#### Exercise description:
Images excluded, repeat each entry below exactly.

=-=-=

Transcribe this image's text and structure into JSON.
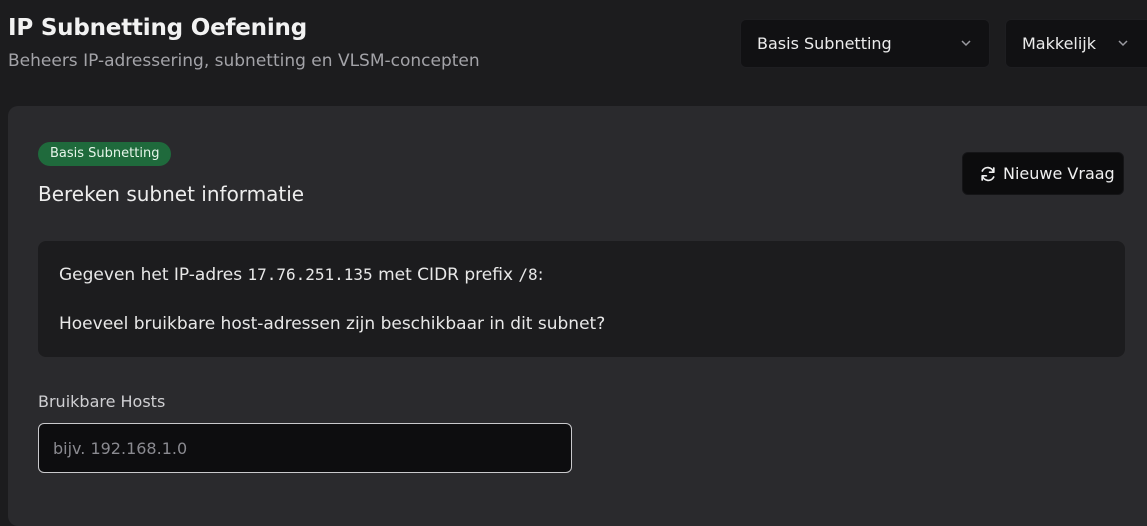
{
  "header": {
    "title": "IP Subnetting Oefening",
    "subtitle": "Beheers IP-adressering, subnetting en VLSM-concepten"
  },
  "selects": {
    "type_value": "Basis Subnetting",
    "difficulty_value": "Makkelijk",
    "chevron_icon": "chevron-down-icon"
  },
  "card": {
    "badge": "Basis Subnetting",
    "title": "Bereken subnet informatie",
    "new_question_label": "Nieuwe Vraag",
    "new_question_icon": "refresh-icon"
  },
  "question": {
    "prefix_text": "Gegeven het IP-adres ",
    "ip": "17.76.251.135",
    "middle_text": " met CIDR prefix ",
    "cidr": "/8",
    "suffix_text": ":",
    "prompt": "Hoeveel bruikbare host-adressen zijn beschikbaar in dit subnet?"
  },
  "answer": {
    "label": "Bruikbare Hosts",
    "placeholder": "bijv. 192.168.1.0",
    "value": ""
  },
  "colors": {
    "background": "#1c1c1e",
    "card": "#2a2a2d",
    "badge": "#1f6a3c",
    "button": "#0c0c0d"
  }
}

=-=-=

#### Result of the exercise:
Transcribe this image's text and structure into JSON.
{
  "header": {
    "title": "IP Subnetting Oefening",
    "subtitle": "Beheers IP-adressering, subnetting en VLSM-concepten"
  },
  "selects": {
    "type_value": "Basis Subnetting",
    "difficulty_value": "Makkelijk",
    "chevron_icon": "chevron-down-icon"
  },
  "card": {
    "badge": "Basis Subnetting",
    "title": "Bereken subnet informatie",
    "new_question_label": "Nieuwe Vraag",
    "new_question_icon": "refresh-icon"
  },
  "question": {
    "prefix_text": "Gegeven het IP-adres ",
    "ip": "17.76.251.135",
    "middle_text": " met CIDR prefix ",
    "cidr": "/8",
    "suffix_text": ":",
    "prompt": "Hoeveel bruikbare host-adressen zijn beschikbaar in dit subnet?"
  },
  "answer": {
    "label": "Bruikbare Hosts",
    "placeholder": "bijv. 192.168.1.0",
    "value": ""
  },
  "colors": {
    "background": "#1c1c1e",
    "card": "#2a2a2d",
    "badge": "#1f6a3c",
    "button": "#0c0c0d"
  }
}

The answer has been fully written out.